*Given text:*
=====

Re: [AMBER] MMPBSA.py: error during parsing of _MMPBSA_complex_gb.mdout

From: Jan-Philip Gehrcke <jgehrcke.googlemail.com>
Date: Wed, 26 Oct 2011 11:00:58 +0200

Thanks. I've a few comments left:

1) In the official AmberTools manual
(http://ambermd.org/doc11/AmberTools.pdf), I believe it is not stated at
all that for decomposition, sander 11 is required.

2) However, I've once saved a manual "MMPBSA_Python_Manual.pdf" (I
cannot find from where I've downloaded it). There it is stated "&decomp
namelist variables (available only for Amber 11)". This would have made
me suspicious, but "must not be used with an Amber version smaller than
11" is unambiguous. Not "available" sounds like an error should be
printed if I still try to use it.

3) During our discussion in this thread, you, Jason, have mentioned "the
gbsa=2 code has known issues (at least 1 bug)". Is this worrying for
me/us, even if I will use sander 11?

4) Doesn't sander have something comparable to a "--version" switch?
Anything that could be used to certainly identify the code version? A
check based on this and a meaningful error message would be a clean
solution.

5) We've "already" ordered Amber 11 at beginning of October and got a
mail on Monday that we'll receive download instructions within a week.
Now, I suddenly cannot wait to run MMPBSA.py using sander 11 :-) What's
happening within that week?

6) Now that we've (you've) found the problem, I think there will be one
more default question on the list for people complaining about
ValueErrors / asterisks in mdout files / high energies in the context of
MMPBSA.py decomposition :-)


Big thanks again!

Jan-Philip



On 10/25/2011 06:04 PM, Jason Swails wrote:
> Ohhhhh... I see what's happening here. The difference between the python
> version and the perl version is that Python uses imin=5 and the trajectory
> approach, whereas the Perl version creates a restart file for every single
> snapshot and runs them one at a time (rather less efficient). However, the
> decomposition code using imin=5 doesn't work for Amber 10, since the
> variables are not actually reset after every frame, so they just accumulate.

=====

*Provided information:*
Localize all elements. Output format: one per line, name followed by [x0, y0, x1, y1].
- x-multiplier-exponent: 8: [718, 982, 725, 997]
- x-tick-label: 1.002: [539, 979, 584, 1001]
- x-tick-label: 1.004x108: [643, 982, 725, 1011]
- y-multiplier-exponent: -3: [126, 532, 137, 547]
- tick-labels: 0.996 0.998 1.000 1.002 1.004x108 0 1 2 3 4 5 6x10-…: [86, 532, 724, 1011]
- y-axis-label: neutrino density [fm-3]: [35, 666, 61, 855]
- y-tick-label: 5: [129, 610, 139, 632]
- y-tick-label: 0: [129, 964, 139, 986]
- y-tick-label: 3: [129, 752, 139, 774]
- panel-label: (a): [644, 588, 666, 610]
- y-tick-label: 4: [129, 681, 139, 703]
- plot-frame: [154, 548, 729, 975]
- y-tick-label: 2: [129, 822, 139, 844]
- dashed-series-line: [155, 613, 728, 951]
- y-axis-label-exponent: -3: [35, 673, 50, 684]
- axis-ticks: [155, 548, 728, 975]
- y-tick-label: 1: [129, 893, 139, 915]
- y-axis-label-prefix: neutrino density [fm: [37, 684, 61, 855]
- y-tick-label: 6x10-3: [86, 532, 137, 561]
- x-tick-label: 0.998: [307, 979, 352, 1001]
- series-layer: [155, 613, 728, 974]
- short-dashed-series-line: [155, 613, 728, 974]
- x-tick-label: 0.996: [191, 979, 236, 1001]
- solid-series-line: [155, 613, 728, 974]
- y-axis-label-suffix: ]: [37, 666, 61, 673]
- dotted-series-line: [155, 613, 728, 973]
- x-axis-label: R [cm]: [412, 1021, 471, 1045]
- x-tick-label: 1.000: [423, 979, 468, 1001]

=====

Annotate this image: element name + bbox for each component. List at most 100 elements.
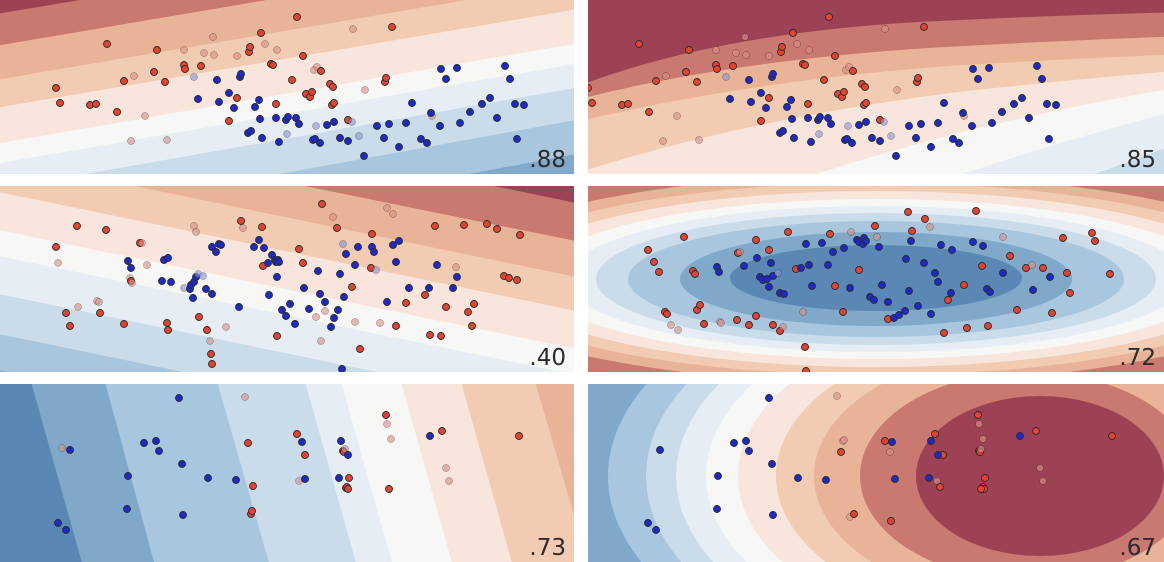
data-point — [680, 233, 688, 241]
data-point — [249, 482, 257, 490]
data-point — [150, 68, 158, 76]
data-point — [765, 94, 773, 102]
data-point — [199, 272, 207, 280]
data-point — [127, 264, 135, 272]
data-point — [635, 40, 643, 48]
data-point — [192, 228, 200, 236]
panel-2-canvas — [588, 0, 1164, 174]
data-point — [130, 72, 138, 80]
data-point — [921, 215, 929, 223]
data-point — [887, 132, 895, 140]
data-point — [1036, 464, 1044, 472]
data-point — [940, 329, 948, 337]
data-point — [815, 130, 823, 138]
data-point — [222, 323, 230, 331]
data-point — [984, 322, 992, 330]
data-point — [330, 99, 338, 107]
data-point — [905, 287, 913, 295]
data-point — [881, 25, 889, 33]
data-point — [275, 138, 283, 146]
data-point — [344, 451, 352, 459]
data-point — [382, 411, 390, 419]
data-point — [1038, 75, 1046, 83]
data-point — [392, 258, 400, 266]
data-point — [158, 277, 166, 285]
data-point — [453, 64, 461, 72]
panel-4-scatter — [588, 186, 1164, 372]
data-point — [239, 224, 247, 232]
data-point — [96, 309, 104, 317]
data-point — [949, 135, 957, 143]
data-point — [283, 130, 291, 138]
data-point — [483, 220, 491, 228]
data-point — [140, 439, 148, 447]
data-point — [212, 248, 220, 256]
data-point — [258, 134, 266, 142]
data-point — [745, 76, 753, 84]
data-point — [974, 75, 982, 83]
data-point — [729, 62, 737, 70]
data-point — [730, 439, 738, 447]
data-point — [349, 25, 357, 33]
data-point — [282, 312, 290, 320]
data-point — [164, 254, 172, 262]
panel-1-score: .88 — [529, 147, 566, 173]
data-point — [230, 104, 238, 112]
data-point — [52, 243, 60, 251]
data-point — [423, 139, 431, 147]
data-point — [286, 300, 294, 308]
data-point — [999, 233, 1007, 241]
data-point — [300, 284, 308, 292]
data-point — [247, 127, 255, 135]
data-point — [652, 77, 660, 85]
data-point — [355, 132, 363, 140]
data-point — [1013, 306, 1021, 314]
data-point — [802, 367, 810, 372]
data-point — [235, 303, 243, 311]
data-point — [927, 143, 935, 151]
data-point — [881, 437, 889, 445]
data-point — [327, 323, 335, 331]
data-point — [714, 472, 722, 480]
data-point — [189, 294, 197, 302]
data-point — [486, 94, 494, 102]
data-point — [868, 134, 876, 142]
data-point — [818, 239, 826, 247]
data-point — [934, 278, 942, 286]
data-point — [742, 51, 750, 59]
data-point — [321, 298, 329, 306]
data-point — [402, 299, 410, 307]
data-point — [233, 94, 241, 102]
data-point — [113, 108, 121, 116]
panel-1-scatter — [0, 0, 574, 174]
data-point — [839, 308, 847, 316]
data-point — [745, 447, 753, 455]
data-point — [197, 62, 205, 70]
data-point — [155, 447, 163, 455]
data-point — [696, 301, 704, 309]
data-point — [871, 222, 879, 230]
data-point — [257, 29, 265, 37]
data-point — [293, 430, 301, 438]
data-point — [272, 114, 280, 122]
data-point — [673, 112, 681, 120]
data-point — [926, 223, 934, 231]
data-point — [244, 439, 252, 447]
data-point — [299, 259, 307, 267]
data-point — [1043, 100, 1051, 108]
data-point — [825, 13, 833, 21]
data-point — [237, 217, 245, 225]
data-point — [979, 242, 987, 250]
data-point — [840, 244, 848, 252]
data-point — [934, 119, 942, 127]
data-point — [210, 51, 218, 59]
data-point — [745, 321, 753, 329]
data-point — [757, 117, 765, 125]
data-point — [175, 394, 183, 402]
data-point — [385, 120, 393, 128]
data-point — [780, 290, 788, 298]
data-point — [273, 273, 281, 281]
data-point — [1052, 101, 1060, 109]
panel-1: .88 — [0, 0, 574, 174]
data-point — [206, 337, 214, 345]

=====

*Short task 1:* In the MMPBSA.py thread, replace "week" with "month" in the stretch from "4) Doesn't sander" through "MMPBSA.py decomposition :-)", and give that stretch.
*Short task 2:* According to the MMPBSA.py thread, what does the Python version use that the Perl version does not?
*Short task 3:* Translate this sentence from the MMPBSA.py thread into Spanish: "A check based on this and a meaningful error message would be a clean solution."
The records are separate material and are not part of the MMPBSA.py thread.

*Final result 1:*
4) Doesn't sander have something comparable to a "--version" switch?
Anything that could be used to certainly identify the code version? A
check based on this and a meaningful error message would be a clean
solution.

5) We've "already" ordered Amber 11 at beginning of October and got a
mail on Monday that we'll receive download instructions within a month.
Now, I suddenly cannot wait to run MMPBSA.py using sander 11 :-) What's
happening within that month?

6) Now that we've (you've) found the problem, I think there will be one
more default question on the list for people complaining about
ValueErrors / asterisks in mdout files / high energies in the context of
MMPBSA.py decomposition :-)

*Final result 2:* The Python version uses imin=5 and the trajectory approach.

*Final result 3:* Una comprobación basada en esto y un mensaje de error significativo serían una solución limpia.